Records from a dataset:
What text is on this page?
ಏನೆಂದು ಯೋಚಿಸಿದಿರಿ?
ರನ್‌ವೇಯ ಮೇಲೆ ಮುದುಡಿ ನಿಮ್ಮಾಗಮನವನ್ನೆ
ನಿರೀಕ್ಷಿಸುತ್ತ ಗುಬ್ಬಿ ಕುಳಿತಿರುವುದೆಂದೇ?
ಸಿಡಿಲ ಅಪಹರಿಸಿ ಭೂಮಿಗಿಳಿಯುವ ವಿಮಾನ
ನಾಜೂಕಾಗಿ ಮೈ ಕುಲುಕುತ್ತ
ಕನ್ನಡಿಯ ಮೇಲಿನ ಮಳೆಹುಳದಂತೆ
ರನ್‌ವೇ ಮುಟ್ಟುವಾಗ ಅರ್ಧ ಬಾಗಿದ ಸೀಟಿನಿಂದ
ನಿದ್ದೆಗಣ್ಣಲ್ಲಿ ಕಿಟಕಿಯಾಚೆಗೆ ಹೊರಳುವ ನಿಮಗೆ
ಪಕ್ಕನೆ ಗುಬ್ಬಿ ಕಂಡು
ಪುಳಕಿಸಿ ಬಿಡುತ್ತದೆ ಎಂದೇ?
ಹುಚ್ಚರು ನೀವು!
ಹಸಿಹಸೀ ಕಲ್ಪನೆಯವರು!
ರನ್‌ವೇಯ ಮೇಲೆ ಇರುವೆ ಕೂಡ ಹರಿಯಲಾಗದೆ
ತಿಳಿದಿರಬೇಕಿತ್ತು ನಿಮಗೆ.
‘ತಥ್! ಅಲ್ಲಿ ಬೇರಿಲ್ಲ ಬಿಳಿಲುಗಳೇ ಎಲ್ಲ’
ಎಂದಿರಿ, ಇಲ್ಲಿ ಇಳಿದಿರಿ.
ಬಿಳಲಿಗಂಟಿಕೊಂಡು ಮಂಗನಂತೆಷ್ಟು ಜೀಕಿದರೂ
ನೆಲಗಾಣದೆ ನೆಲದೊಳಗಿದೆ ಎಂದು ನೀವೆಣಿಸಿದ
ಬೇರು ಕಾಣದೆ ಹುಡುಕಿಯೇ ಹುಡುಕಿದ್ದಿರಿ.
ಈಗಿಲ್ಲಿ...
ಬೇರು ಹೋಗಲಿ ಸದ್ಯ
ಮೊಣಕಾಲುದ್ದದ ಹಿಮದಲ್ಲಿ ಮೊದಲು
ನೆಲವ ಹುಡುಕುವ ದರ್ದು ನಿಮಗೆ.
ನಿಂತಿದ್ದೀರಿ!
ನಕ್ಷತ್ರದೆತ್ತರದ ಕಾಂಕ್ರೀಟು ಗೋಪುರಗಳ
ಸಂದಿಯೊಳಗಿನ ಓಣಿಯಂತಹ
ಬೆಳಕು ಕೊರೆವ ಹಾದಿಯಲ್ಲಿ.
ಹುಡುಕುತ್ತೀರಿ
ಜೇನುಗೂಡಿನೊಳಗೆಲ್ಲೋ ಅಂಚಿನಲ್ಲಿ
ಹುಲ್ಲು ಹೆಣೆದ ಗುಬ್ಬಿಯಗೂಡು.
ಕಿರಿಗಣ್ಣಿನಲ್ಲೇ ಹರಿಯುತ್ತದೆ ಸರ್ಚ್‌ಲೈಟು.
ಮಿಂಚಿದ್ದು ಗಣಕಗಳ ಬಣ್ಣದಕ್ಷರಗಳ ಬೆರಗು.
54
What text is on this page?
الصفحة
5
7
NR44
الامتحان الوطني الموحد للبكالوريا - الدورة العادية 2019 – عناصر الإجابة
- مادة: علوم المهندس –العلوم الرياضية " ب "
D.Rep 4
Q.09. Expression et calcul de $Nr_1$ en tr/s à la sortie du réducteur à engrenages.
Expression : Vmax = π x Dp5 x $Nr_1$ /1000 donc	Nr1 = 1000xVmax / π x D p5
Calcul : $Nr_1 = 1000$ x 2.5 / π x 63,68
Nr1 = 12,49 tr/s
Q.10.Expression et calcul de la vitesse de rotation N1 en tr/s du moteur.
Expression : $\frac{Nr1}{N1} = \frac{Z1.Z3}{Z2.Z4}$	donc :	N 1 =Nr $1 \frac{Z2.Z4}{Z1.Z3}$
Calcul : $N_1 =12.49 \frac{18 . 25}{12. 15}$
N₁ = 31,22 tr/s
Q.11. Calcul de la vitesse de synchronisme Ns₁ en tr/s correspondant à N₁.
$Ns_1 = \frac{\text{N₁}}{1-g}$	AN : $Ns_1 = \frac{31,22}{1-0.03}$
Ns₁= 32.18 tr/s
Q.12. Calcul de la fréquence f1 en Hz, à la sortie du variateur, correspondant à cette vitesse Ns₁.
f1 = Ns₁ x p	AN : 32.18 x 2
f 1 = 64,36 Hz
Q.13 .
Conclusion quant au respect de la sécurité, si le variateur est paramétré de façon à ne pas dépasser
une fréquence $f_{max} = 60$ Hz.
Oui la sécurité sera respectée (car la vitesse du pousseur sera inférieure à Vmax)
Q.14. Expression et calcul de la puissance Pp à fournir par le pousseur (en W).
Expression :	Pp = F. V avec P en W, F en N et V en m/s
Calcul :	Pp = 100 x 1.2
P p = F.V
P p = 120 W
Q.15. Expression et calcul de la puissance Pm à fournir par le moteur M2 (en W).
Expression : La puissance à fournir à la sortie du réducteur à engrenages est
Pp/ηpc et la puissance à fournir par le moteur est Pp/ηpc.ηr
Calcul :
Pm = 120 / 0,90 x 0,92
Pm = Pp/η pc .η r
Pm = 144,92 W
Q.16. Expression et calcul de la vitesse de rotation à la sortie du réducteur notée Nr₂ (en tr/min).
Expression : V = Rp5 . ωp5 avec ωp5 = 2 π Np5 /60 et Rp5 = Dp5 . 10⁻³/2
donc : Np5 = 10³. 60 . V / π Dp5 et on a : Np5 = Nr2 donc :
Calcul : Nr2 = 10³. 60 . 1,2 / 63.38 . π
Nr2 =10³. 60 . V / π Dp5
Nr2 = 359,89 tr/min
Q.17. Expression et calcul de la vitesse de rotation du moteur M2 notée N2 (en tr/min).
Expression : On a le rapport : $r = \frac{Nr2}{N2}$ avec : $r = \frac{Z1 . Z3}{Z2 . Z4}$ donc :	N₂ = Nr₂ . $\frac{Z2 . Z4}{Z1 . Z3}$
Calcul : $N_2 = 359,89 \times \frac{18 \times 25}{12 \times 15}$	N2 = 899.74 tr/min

EXERCISE: Extract all lines as given.

FINAL RESULT:
What text is on this page?
ಏನೆಂದು ಯೋಚಿಸಿದಿರಿ?
ರನ್‌ವೇಯ ಮೇಲೆ ಮುದುಡಿ ನಿಮ್ಮಾಗಮನವನ್ನೆ
ನಿರೀಕ್ಷಿಸುತ್ತ ಗುಬ್ಬಿ ಕುಳಿತಿರುವುದೆಂದೇ?
ಸಿಡಿಲ ಅಪಹರಿಸಿ ಭೂಮಿಗಿಳಿಯುವ ವಿಮಾನ
ನಾಜೂಕಾಗಿ ಮೈ ಕುಲುಕುತ್ತ
ಕನ್ನಡಿಯ ಮೇಲಿನ ಮಳೆಹುಳದಂತೆ
ರನ್‌ವೇ ಮುಟ್ಟುವಾಗ ಅರ್ಧ ಬಾಗಿದ ಸೀಟಿನಿಂದ
ನಿದ್ದೆಗಣ್ಣಲ್ಲಿ ಕಿಟಕಿಯಾಚೆಗೆ ಹೊರಳುವ ನಿಮಗೆ
ಪಕ್ಕನೆ ಗುಬ್ಬಿ ಕಂಡು
ಪುಳಕಿಸಿ ಬಿಡುತ್ತದೆ ಎಂದೇ?
ಹುಚ್ಚರು ನೀವು!
ಹಸಿಹಸೀ ಕಲ್ಪನೆಯವರು!
ರನ್‌ವೇಯ ಮೇಲೆ ಇರುವೆ ಕೂಡ ಹರಿಯಲಾಗದೆ
ತಿಳಿದಿರಬೇಕಿತ್ತು ನಿಮಗೆ.
‘ತಥ್! ಅಲ್ಲಿ ಬೇರಿಲ್ಲ ಬಿಳಿಲುಗಳೇ ಎಲ್ಲ’
ಎಂದಿರಿ, ಇಲ್ಲಿ ಇಳಿದಿರಿ.
ಬಿಳಲಿಗಂಟಿಕೊಂಡು ಮಂಗನಂತೆಷ್ಟು ಜೀಕಿದರೂ
ನೆಲಗಾಣದೆ ನೆಲದೊಳಗಿದೆ ಎಂದು ನೀವೆಣಿಸಿದ
ಬೇರು ಕಾಣದೆ ಹುಡುಕಿಯೇ ಹುಡುಕಿದ್ದಿರಿ.
ಈಗಿಲ್ಲಿ...
ಬೇರು ಹೋಗಲಿ ಸದ್ಯ
ಮೊಣಕಾಲುದ್ದದ ಹಿಮದಲ್ಲಿ ಮೊದಲು
ನೆಲವ ಹುಡುಕುವ ದರ್ದು ನಿಮಗೆ.
ನಿಂತಿದ್ದೀರಿ!
ನಕ್ಷತ್ರದೆತ್ತರದ ಕಾಂಕ್ರೀಟು ಗೋಪುರಗಳ
ಸಂದಿಯೊಳಗಿನ ಓಣಿಯಂತಹ
ಬೆಳಕು ಕೊರೆವ ಹಾದಿಯಲ್ಲಿ.
ಹುಡುಕುತ್ತೀರಿ
ಜೇನುಗೂಡಿನೊಳಗೆಲ್ಲೋ ಅಂಚಿನಲ್ಲಿ
ಹುಲ್ಲು ಹೆಣೆದ ಗುಬ್ಬಿಯಗೂಡು.
ಕಿರಿಗಣ್ಣಿನಲ್ಲೇ ಹರಿಯುತ್ತದೆ ಸರ್ಚ್‌ಲೈಟು.
ಮಿಂಚಿದ್ದು ಗಣಕಗಳ ಬಣ್ಣದಕ್ಷರಗಳ ಬೆರಗು.
54
What text is on this page?
الصفحة
5
7
NR44
الامتحان الوطني الموحد للبكالوريا - الدورة العادية 2019 – عناصر الإجابة
- مادة: علوم المهندس –العلوم الرياضية " ب "
D.Rep 4
Q.09. Expression et calcul de $Nr_1$ en tr/s à la sortie du réducteur à engrenages.
Expression : Vmax = π x Dp5 x $Nr_1$ /1000 donc	Nr1 = 1000xVmax / π x D p5
Calcul : $Nr_1 = 1000$ x 2.5 / π x 63,68
Nr1 = 12,49 tr/s
Q.10.Expression et calcul de la vitesse de rotation N1 en tr/s du moteur.
Expression : $\frac{Nr1}{N1} = \frac{Z1.Z3}{Z2.Z4}$	donc :	N 1 =Nr $1 \frac{Z2.Z4}{Z1.Z3}$
Calcul : $N_1 =12.49 \frac{18 . 25}{12. 15}$
N₁ = 31,22 tr/s
Q.11. Calcul de la vitesse de synchronisme Ns₁ en tr/s correspondant à N₁.
$Ns_1 = \frac{\text{N₁}}{1-g}$	AN : $Ns_1 = \frac{31,22}{1-0.03}$
Ns₁= 32.18 tr/s
Q.12. Calcul de la fréquence f1 en Hz, à la sortie du variateur, correspondant à cette vitesse Ns₁.
f1 = Ns₁ x p	AN : 32.18 x 2
f 1 = 64,36 Hz
Q.13 .
Conclusion quant au respect de la sécurité, si le variateur est paramétré de façon à ne pas dépasser
une fréquence $f_{max} = 60$ Hz.
Oui la sécurité sera respectée (car la vitesse du pousseur sera inférieure à Vmax)
Q.14. Expression et calcul de la puissance Pp à fournir par le pousseur (en W).
Expression :	Pp = F. V avec P en W, F en N et V en m/s
Calcul :	Pp = 100 x 1.2
P p = F.V
P p = 120 W
Q.15. Expression et calcul de la puissance Pm à fournir par le moteur M2 (en W).
Expression : La puissance à fournir à la sortie du réducteur à engrenages est
Pp/ηpc et la puissance à fournir par le moteur est Pp/ηpc.ηr
Calcul :
Pm = 120 / 0,90 x 0,92
Pm = Pp/η pc .η r
Pm = 144,92 W
Q.16. Expression et calcul de la vitesse de rotation à la sortie du réducteur notée Nr₂ (en tr/min).
Expression : V = Rp5 . ωp5 avec ωp5 = 2 π Np5 /60 et Rp5 = Dp5 . 10⁻³/2
donc : Np5 = 10³. 60 . V / π Dp5 et on a : Np5 = Nr2 donc :
Calcul : Nr2 = 10³. 60 . 1,2 / 63.38 . π
Nr2 =10³. 60 . V / π Dp5
Nr2 = 359,89 tr/min
Q.17. Expression et calcul de la vitesse de rotation du moteur M2 notée N2 (en tr/min).
Expression : On a le rapport : $r = \frac{Nr2}{N2}$ avec : $r = \frac{Z1 . Z3}{Z2 . Z4}$ donc :	N₂ = Nr₂ . $\frac{Z2 . Z4}{Z1 . Z3}$
Calcul : $N_2 = 359,89 \times \frac{18 \times 25}{12 \times 15}$	N2 = 899.74 tr/min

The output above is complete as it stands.